» **Material provided**
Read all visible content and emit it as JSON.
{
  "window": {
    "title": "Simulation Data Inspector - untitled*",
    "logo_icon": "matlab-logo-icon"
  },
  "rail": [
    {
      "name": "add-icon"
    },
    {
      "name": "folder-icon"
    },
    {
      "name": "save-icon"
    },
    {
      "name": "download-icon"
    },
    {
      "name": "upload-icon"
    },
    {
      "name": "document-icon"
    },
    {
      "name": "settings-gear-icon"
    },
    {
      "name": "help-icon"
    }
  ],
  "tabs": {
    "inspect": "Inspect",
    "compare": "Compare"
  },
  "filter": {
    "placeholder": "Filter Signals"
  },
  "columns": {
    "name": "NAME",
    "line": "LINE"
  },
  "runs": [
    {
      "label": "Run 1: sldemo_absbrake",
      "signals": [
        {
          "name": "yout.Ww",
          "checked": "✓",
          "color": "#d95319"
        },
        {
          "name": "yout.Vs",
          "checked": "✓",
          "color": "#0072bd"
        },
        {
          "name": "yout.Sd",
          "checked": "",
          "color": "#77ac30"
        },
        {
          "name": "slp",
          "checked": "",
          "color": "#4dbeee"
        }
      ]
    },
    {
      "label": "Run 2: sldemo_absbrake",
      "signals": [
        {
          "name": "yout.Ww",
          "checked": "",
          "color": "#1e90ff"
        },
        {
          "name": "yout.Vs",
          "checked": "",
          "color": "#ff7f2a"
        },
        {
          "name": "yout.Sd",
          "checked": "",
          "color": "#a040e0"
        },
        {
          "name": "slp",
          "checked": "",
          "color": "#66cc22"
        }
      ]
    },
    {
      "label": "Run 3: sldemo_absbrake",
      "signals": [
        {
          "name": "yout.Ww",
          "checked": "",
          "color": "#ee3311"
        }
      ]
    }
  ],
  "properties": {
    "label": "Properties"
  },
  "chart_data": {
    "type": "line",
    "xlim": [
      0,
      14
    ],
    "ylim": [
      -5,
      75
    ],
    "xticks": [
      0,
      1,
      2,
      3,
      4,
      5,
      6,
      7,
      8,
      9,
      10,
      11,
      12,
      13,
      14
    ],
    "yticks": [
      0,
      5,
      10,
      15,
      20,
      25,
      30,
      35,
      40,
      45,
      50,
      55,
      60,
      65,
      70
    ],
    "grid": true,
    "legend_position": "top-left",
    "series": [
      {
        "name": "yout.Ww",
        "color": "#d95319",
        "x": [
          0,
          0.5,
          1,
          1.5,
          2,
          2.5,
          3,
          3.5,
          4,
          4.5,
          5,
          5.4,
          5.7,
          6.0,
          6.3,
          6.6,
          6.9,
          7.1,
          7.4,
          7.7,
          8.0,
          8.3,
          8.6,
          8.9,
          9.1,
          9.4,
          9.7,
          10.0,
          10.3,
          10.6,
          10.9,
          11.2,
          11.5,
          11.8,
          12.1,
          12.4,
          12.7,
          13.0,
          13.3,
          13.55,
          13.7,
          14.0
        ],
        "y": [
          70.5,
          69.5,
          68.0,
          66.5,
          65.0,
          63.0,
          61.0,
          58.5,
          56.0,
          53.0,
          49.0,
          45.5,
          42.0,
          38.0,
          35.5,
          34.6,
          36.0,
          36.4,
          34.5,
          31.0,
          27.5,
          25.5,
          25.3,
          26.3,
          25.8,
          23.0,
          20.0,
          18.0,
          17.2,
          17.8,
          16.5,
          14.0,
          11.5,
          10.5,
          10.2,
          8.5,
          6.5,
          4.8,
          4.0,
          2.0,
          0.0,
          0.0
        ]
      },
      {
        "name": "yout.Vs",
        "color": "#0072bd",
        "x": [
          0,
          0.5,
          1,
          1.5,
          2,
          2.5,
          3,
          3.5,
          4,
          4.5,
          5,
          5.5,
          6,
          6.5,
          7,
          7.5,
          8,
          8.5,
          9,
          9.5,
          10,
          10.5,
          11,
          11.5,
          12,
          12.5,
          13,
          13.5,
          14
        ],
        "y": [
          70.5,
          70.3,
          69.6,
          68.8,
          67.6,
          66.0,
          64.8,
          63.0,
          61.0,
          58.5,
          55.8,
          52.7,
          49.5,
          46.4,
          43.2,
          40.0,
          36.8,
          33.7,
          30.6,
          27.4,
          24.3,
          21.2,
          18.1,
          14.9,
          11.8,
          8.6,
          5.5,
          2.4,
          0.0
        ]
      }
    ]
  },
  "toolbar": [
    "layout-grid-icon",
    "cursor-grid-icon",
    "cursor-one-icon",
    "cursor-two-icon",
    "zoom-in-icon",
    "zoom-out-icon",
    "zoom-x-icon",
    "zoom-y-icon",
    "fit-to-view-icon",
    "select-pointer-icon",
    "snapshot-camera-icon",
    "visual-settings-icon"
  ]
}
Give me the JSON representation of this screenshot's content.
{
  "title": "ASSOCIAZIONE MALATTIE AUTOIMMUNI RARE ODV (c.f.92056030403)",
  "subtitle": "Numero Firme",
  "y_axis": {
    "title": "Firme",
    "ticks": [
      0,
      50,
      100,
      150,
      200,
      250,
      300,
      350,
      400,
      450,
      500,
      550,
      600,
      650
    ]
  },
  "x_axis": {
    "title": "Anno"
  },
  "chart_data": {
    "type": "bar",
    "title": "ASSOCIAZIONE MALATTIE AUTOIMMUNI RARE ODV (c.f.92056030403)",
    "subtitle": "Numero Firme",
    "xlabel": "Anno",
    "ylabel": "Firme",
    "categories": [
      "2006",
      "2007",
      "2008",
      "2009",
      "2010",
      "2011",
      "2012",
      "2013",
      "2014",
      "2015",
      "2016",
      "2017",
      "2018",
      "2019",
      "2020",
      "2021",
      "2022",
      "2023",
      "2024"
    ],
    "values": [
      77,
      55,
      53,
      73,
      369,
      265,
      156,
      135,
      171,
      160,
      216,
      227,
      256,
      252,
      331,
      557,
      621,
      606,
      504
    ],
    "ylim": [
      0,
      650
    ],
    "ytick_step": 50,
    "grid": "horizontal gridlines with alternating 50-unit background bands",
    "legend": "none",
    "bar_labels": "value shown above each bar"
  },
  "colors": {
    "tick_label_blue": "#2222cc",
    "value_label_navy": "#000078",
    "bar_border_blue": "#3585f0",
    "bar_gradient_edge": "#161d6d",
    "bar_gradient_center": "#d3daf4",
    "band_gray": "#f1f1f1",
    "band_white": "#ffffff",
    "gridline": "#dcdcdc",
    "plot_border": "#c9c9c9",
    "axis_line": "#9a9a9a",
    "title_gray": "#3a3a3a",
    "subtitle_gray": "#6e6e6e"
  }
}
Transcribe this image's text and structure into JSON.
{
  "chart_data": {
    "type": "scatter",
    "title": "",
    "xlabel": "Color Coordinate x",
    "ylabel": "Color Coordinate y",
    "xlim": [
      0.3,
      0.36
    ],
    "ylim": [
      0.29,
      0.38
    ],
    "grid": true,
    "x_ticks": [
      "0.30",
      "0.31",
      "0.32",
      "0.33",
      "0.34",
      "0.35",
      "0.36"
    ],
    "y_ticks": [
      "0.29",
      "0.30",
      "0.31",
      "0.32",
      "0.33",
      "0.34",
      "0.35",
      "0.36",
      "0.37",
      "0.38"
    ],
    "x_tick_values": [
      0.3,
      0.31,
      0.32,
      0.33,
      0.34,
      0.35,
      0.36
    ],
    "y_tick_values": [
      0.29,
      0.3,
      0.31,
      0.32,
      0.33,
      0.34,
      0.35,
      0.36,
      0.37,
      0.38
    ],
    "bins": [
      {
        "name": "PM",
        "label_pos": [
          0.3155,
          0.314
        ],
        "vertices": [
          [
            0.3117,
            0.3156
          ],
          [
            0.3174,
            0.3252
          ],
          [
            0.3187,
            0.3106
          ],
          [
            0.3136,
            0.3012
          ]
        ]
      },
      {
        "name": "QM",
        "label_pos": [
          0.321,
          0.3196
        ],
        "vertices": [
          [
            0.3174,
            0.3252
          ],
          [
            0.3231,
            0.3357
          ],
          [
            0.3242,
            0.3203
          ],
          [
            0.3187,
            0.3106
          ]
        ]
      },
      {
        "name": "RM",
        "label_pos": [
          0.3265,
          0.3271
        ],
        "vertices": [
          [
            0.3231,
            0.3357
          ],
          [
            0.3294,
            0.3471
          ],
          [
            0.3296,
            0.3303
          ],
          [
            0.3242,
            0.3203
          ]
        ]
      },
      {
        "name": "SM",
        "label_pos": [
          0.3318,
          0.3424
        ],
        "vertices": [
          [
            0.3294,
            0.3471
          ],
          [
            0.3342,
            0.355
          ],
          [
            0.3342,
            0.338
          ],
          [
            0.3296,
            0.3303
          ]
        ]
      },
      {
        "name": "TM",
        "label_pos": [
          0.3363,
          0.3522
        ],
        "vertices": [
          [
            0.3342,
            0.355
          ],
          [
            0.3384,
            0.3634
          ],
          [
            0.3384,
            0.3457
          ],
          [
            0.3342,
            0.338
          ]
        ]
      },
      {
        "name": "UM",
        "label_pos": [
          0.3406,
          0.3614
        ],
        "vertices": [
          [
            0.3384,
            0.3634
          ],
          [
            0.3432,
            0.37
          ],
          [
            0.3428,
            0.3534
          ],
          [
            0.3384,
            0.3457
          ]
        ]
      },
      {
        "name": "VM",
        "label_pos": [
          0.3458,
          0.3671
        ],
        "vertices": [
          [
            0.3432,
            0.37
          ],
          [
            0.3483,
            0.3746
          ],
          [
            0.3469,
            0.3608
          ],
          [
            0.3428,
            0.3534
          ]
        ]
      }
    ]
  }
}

» **Direction**
Pull out every line of the records that includes the string "RARE".

» **Output for this task**
  "title": "ASSOCIAZIONE MALATTIE AUTOIMMUNI RARE ODV (c.f.92056030403)",
    "title": "ASSOCIAZIONE MALATTIE AUTOIMMUNI RARE ODV (c.f.92056030403)",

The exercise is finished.